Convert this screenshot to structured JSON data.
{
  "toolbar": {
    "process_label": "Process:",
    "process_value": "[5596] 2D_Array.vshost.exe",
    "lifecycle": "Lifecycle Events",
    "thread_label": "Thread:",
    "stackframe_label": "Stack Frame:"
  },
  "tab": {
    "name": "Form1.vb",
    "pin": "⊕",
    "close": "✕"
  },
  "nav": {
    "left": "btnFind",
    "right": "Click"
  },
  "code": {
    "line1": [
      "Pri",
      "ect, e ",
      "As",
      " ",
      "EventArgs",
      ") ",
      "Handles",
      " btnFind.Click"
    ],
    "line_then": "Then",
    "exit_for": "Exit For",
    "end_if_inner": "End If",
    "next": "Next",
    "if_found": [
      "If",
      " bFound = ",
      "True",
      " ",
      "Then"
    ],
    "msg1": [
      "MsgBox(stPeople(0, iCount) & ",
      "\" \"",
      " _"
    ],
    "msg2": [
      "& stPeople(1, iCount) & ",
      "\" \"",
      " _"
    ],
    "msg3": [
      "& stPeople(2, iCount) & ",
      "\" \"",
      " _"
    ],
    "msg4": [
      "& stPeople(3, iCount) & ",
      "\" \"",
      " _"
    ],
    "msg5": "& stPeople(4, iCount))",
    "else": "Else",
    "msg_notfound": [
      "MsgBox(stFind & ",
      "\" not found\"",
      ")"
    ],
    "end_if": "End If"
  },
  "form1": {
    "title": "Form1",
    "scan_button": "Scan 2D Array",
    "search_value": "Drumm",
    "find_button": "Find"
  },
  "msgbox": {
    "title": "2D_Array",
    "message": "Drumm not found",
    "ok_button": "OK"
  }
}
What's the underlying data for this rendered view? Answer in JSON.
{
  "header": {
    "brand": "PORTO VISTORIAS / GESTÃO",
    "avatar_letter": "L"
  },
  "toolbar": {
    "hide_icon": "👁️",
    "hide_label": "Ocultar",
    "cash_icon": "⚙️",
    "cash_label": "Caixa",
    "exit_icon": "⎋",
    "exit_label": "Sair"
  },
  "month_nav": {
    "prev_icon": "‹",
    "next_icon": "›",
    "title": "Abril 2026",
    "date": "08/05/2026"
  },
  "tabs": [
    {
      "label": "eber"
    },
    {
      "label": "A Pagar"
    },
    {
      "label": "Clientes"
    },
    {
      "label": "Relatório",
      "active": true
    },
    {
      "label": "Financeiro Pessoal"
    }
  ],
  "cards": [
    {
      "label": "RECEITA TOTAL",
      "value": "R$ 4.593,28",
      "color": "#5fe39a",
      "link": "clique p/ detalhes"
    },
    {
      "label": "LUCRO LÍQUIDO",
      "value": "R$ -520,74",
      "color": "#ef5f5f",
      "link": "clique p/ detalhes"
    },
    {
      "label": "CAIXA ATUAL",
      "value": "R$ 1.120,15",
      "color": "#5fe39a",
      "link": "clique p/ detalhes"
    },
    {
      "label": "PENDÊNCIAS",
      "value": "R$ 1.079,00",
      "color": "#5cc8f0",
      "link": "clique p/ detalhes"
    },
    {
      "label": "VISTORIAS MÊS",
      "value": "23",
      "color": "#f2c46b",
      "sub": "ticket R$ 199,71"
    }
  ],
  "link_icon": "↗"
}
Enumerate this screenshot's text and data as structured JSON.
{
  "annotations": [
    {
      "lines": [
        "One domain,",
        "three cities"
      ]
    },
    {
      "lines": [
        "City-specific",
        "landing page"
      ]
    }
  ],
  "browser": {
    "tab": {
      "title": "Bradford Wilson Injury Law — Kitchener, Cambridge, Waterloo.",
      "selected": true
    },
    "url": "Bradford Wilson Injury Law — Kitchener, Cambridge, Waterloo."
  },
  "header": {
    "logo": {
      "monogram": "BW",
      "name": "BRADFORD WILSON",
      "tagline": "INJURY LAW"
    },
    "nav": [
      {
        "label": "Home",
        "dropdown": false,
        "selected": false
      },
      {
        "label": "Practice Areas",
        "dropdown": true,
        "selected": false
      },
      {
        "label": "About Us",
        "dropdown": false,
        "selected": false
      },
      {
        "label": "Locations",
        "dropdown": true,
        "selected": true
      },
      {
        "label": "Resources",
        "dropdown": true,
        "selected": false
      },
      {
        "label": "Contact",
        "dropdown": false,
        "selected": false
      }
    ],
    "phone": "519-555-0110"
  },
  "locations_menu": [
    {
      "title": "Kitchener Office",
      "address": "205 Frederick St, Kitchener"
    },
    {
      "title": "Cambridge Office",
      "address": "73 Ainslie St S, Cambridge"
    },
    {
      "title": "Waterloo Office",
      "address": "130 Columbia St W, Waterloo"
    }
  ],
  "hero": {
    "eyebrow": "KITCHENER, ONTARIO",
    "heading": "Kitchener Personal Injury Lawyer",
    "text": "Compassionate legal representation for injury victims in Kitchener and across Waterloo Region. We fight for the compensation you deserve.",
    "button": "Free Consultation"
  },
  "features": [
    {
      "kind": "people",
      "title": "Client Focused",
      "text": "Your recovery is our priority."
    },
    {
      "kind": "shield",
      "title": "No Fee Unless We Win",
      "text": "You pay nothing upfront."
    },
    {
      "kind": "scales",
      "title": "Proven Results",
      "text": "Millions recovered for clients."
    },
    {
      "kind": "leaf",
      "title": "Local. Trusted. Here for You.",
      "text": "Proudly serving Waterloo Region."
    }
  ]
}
■ ■ ■ ■
* AIM *
Reproduce each line verbatim.

* SOLUTION *
Convert this screenshot to structured JSON data.
{
  "toolbar": {
    "process_label": "Process:",
    "process_value": "[5596] 2D_Array.vshost.exe",
    "lifecycle": "Lifecycle Events",
    "thread_label": "Thread:",
    "stackframe_label": "Stack Frame:"
  },
  "tab": {
    "name": "Form1.vb",
    "pin": "⊕",
    "close": "✕"
  },
  "nav": {
    "left": "btnFind",
    "right": "Click"
  },
  "code": {
    "line1": [
      "Pri",
      "ect, e ",
      "As",
      " ",
      "EventArgs",
      ") ",
      "Handles",
      " btnFind.Click"
    ],
    "line_then": "Then",
    "exit_for": "Exit For",
    "end_if_inner": "End If",
    "next": "Next",
    "if_found": [
      "If",
      " bFound = ",
      "True",
      " ",
      "Then"
    ],
    "msg1": [
      "MsgBox(stPeople(0, iCount) & ",
      "\" \"",
      " _"
    ],
    "msg2": [
      "& stPeople(1, iCount) & ",
      "\" \"",
      " _"
    ],
    "msg3": [
      "& stPeople(2, iCount) & ",
      "\" \"",
      " _"
    ],
    "msg4": [
      "& stPeople(3, iCount) & ",
      "\" \"",
      " _"
    ],
    "msg5": "& stPeople(4, iCount))",
    "else": "Else",
    "msg_notfound": [
      "MsgBox(stFind & ",
      "\" not found\"",
      ")"
    ],
    "end_if": "End If"
  },
  "form1": {
    "title": "Form1",
    "scan_button": "Scan 2D Array",
    "search_value": "Drumm",
    "find_button": "Find"
  },
  "msgbox": {
    "title": "2D_Array",
    "message": "Drumm not found",
    "ok_button": "OK"
  }
}
What's the underlying data for this rendered view? Answer in JSON.
{
  "header": {
    "brand": "PORTO VISTORIAS / GESTÃO",
    "avatar_letter": "L"
  },
  "toolbar": {
    "hide_icon": "👁️",
    "hide_label": "Ocultar",
    "cash_icon": "⚙️",
    "cash_label": "Caixa",
    "exit_icon": "⎋",
    "exit_label": "Sair"
  },
  "month_nav": {
    "prev_icon": "‹",
    "next_icon": "›",
    "title": "Abril 2026",
    "date": "08/05/2026"
  },
  "tabs": [
    {
      "label": "eber"
    },
    {
      "label": "A Pagar"
    },
    {
      "label": "Clientes"
    },
    {
      "label": "Relatório",
      "active": true
    },
    {
      "label": "Financeiro Pessoal"
    }
  ],
  "cards": [
    {
      "label": "RECEITA TOTAL",
      "value": "R$ 4.593,28",
      "color": "#5fe39a",
      "link": "clique p/ detalhes"
    },
    {
      "label": "LUCRO LÍQUIDO",
      "value": "R$ -520,74",
      "color": "#ef5f5f",
      "link": "clique p/ detalhes"
    },
    {
      "label": "CAIXA ATUAL",
      "value": "R$ 1.120,15",
      "color": "#5fe39a",
      "link": "clique p/ detalhes"
    },
    {
      "label": "PENDÊNCIAS",
      "value": "R$ 1.079,00",
      "color": "#5cc8f0",
      "link": "clique p/ detalhes"
    },
    {
      "label": "VISTORIAS MÊS",
      "value": "23",
      "color": "#f2c46b",
      "sub": "ticket R$ 199,71"
    }
  ],
  "link_icon": "↗"
}
Enumerate this screenshot's text and data as structured JSON.
{
  "annotations": [
    {
      "lines": [
        "One domain,",
        "three cities"
      ]
    },
    {
      "lines": [
        "City-specific",
        "landing page"
      ]
    }
  ],
  "browser": {
    "tab": {
      "title": "Bradford Wilson Injury Law — Kitchener, Cambridge, Waterloo.",
      "selected": true
    },
    "url": "Bradford Wilson Injury Law — Kitchener, Cambridge, Waterloo."
  },
  "header": {
    "logo": {
      "monogram": "BW",
      "name": "BRADFORD WILSON",
      "tagline": "INJURY LAW"
    },
    "nav": [
      {
        "label": "Home",
        "dropdown": false,
        "selected": false
      },
      {
        "label": "Practice Areas",
        "dropdown": true,
        "selected": false
      },
      {
        "label": "About Us",
        "dropdown": false,
        "selected": false
      },
      {
        "label": "Locations",
        "dropdown": true,
        "selected": true
      },
      {
        "label": "Resources",
        "dropdown": true,
        "selected": false
      },
      {
        "label": "Contact",
        "dropdown": false,
        "selected": false
      }
    ],
    "phone": "519-555-0110"
  },
  "locations_menu": [
    {
      "title": "Kitchener Office",
      "address": "205 Frederick St, Kitchener"
    },
    {
      "title": "Cambridge Office",
      "address": "73 Ainslie St S, Cambridge"
    },
    {
      "title": "Waterloo Office",
      "address": "130 Columbia St W, Waterloo"
    }
  ],
  "hero": {
    "eyebrow": "KITCHENER, ONTARIO",
    "heading": "Kitchener Personal Injury Lawyer",
    "text": "Compassionate legal representation for injury victims in Kitchener and across Waterloo Region. We fight for the compensation you deserve.",
    "button": "Free Consultation"
  },
  "features": [
    {
      "kind": "people",
      "title": "Client Focused",
      "text": "Your recovery is our priority."
    },
    {
      "kind": "shield",
      "title": "No Fee Unless We Win",
      "text": "You pay nothing upfront."
    },
    {
      "kind": "scales",
      "title": "Proven Results",
      "text": "Millions recovered for clients."
    },
    {
      "kind": "leaf",
      "title": "Local. Trusted. Here for You.",
      "text": "Proudly serving Waterloo Region."
    }
  ]
}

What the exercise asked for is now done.